## [Exercise description]
Copy out all of the data below with no alterations.

Begin Extracted information

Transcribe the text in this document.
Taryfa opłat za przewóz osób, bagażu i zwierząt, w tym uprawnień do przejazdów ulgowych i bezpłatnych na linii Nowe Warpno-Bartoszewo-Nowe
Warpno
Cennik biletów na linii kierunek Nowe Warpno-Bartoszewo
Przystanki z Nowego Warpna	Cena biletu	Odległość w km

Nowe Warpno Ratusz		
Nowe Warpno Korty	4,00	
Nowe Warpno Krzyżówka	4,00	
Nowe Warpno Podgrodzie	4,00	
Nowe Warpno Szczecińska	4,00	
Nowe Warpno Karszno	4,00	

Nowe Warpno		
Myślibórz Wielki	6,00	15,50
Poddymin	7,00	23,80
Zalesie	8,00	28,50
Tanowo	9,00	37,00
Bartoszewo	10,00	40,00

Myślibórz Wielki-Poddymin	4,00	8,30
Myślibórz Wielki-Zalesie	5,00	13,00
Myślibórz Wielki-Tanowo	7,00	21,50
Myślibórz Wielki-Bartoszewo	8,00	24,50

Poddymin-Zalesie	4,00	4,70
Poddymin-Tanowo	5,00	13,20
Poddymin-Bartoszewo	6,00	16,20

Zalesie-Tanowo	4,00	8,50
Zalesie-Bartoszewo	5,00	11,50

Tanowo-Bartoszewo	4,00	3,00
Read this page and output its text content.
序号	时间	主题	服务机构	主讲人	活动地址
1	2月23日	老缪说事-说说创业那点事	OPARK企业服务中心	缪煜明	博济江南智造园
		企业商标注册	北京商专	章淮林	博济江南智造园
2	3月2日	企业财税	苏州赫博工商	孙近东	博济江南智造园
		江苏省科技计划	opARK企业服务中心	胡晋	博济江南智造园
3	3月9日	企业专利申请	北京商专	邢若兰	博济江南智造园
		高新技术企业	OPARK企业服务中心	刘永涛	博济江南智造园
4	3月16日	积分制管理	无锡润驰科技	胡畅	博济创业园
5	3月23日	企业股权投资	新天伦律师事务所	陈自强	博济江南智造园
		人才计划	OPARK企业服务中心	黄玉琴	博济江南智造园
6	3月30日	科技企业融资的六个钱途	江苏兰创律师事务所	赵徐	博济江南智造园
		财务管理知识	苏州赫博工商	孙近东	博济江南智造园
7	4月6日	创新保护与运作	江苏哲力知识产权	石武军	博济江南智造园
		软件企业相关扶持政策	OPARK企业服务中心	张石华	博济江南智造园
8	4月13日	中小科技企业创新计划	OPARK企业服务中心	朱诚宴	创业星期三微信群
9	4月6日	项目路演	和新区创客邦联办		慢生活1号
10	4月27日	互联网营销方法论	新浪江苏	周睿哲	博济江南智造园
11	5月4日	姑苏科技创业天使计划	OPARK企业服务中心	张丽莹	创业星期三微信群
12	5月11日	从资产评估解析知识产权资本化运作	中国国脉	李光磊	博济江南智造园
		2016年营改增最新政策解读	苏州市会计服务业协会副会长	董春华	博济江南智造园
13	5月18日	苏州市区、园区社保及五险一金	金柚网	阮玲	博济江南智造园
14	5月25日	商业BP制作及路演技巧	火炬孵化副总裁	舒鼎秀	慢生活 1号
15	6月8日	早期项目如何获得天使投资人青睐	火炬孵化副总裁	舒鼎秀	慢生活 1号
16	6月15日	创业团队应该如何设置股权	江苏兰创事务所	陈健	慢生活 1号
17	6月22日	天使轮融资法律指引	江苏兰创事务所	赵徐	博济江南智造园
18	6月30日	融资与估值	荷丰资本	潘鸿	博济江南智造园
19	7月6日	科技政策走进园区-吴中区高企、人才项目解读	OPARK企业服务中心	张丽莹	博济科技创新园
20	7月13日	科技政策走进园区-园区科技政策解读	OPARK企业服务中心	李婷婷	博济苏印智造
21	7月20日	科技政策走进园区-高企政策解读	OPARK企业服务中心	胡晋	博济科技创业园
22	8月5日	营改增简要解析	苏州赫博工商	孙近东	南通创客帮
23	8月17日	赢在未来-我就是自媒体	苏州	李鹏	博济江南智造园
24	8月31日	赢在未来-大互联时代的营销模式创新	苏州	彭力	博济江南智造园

End Extracted information

## [Final answer]
Transcribe the text in this document.
Taryfa opłat za przewóz osób, bagażu i zwierząt, w tym uprawnień do przejazdów ulgowych i bezpłatnych na linii Nowe Warpno-Bartoszewo-Nowe
Warpno
Cennik biletów na linii kierunek Nowe Warpno-Bartoszewo
Przystanki z Nowego Warpna	Cena biletu	Odległość w km

Nowe Warpno Ratusz		
Nowe Warpno Korty	4,00	
Nowe Warpno Krzyżówka	4,00	
Nowe Warpno Podgrodzie	4,00	
Nowe Warpno Szczecińska	4,00	
Nowe Warpno Karszno	4,00	

Nowe Warpno		
Myślibórz Wielki	6,00	15,50
Poddymin	7,00	23,80
Zalesie	8,00	28,50
Tanowo	9,00	37,00
Bartoszewo	10,00	40,00

Myślibórz Wielki-Poddymin	4,00	8,30
Myślibórz Wielki-Zalesie	5,00	13,00
Myślibórz Wielki-Tanowo	7,00	21,50
Myślibórz Wielki-Bartoszewo	8,00	24,50

Poddymin-Zalesie	4,00	4,70
Poddymin-Tanowo	5,00	13,20
Poddymin-Bartoszewo	6,00	16,20

Zalesie-Tanowo	4,00	8,50
Zalesie-Bartoszewo	5,00	11,50

Tanowo-Bartoszewo	4,00	3,00
Read this page and output its text content.
序号	时间	主题	服务机构	主讲人	活动地址
1	2月23日	老缪说事-说说创业那点事	OPARK企业服务中心	缪煜明	博济江南智造园
		企业商标注册	北京商专	章淮林	博济江南智造园
2	3月2日	企业财税	苏州赫博工商	孙近东	博济江南智造园
		江苏省科技计划	opARK企业服务中心	胡晋	博济江南智造园
3	3月9日	企业专利申请	北京商专	邢若兰	博济江南智造园
		高新技术企业	OPARK企业服务中心	刘永涛	博济江南智造园
4	3月16日	积分制管理	无锡润驰科技	胡畅	博济创业园
5	3月23日	企业股权投资	新天伦律师事务所	陈自强	博济江南智造园
		人才计划	OPARK企业服务中心	黄玉琴	博济江南智造园
6	3月30日	科技企业融资的六个钱途	江苏兰创律师事务所	赵徐	博济江南智造园
		财务管理知识	苏州赫博工商	孙近东	博济江南智造园
7	4月6日	创新保护与运作	江苏哲力知识产权	石武军	博济江南智造园
		软件企业相关扶持政策	OPARK企业服务中心	张石华	博济江南智造园
8	4月13日	中小科技企业创新计划	OPARK企业服务中心	朱诚宴	创业星期三微信群
9	4月6日	项目路演	和新区创客邦联办		慢生活1号
10	4月27日	互联网营销方法论	新浪江苏	周睿哲	博济江南智造园
11	5月4日	姑苏科技创业天使计划	OPARK企业服务中心	张丽莹	创业星期三微信群
12	5月11日	从资产评估解析知识产权资本化运作	中国国脉	李光磊	博济江南智造园
		2016年营改增最新政策解读	苏州市会计服务业协会副会长	董春华	博济江南智造园
13	5月18日	苏州市区、园区社保及五险一金	金柚网	阮玲	博济江南智造园
14	5月25日	商业BP制作及路演技巧	火炬孵化副总裁	舒鼎秀	慢生活 1号
15	6月8日	早期项目如何获得天使投资人青睐	火炬孵化副总裁	舒鼎秀	慢生活 1号
16	6月15日	创业团队应该如何设置股权	江苏兰创事务所	陈健	慢生活 1号
17	6月22日	天使轮融资法律指引	江苏兰创事务所	赵徐	博济江南智造园
18	6月30日	融资与估值	荷丰资本	潘鸿	博济江南智造园
19	7月6日	科技政策走进园区-吴中区高企、人才项目解读	OPARK企业服务中心	张丽莹	博济科技创新园
20	7月13日	科技政策走进园区-园区科技政策解读	OPARK企业服务中心	李婷婷	博济苏印智造
21	7月20日	科技政策走进园区-高企政策解读	OPARK企业服务中心	胡晋	博济科技创业园
22	8月5日	营改增简要解析	苏州赫博工商	孙近东	南通创客帮
23	8月17日	赢在未来-我就是自媒体	苏州	李鹏	博济江南智造园
24	8月31日	赢在未来-大互联时代的营销模式创新	苏州	彭力	博济江南智造园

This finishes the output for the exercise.